PAGE:
——

Une fois désaltérés et retapés, nous nous consacrons sans accompagnateur à la très ancienne Eglise Notre-Dame-la-Grande.
Commencée au Xème siècle, agrandie et transformée au XII
ème , elle constitue un bijou de l’art roman. Deux tourelles surmontées de toits pointus en écailles encadrent une façade remarquablement ornée. Au-dessus des trois arcs en plein cintre  dont les voussures sont parcourues de sculptures décoratives, apparait une frise.
Elle raconte  des scènes bibliques,
allant d’Adam et Eve
à la naissance du Christ et son bain assuré par deux sages-femmes,
au dessus de la frise, les statues des 12 apôtres et de deux évêques se détachent dans des arcatures sur 2 niveaux réparties également de chaque côté du vitrail.
Et au-dessus des arcatures, le Christ dans sa mandorle domine du fronton/pinacle plus sobre exempt de toute autre représentation.

——

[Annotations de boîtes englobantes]
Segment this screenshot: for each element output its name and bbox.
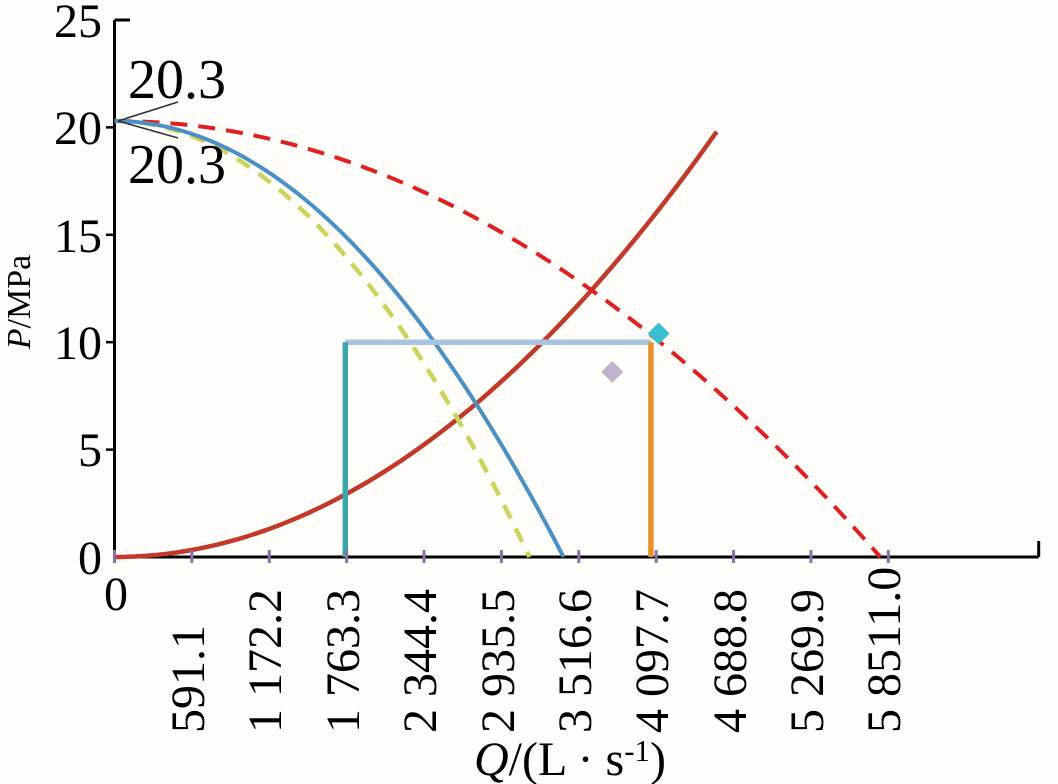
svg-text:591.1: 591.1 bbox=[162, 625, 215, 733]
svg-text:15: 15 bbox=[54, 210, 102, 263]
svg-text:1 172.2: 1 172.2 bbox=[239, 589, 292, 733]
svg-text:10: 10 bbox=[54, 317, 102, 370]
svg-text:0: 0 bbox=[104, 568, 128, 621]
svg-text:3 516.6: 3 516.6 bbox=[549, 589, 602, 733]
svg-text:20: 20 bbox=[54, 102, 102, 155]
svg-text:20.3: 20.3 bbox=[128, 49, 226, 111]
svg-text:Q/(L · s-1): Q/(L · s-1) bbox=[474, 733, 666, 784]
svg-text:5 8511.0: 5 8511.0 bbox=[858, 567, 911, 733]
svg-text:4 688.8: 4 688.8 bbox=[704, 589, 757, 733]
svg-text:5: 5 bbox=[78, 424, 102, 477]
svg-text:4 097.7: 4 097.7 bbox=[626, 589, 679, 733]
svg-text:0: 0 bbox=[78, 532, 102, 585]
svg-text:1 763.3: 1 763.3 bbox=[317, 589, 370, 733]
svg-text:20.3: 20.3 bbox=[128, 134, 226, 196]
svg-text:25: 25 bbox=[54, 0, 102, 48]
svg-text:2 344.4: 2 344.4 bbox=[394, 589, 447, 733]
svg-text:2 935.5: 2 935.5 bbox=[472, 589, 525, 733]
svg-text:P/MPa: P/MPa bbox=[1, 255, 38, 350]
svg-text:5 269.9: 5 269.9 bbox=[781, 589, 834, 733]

——

Recopiez le passage de la page sur Notre-Dame-la-Grande compris entre « Commencée au Xème » et « côté du vitrail. » inclus, en rebaptisant « frise » en « bande sculptée ».

Commencée au Xème siècle, agrandie et transformée au XII
ème , elle constitue un bijou de l’art roman. Deux tourelles surmontées de toits pointus en écailles encadrent une façade remarquablement ornée. Au-dessus des trois arcs en plein cintre  dont les voussures sont parcourues de sculptures décoratives, apparait une bande sculptée.
Elle raconte  des scènes bibliques,
allant d’Adam et Eve
à la naissance du Christ et son bain assuré par deux sages-femmes,
au dessus de la bande sculptée, les statues des 12 apôtres et de deux évêques se détachent dans des arcatures sur 2 niveaux réparties également de chaque côté du vitrail.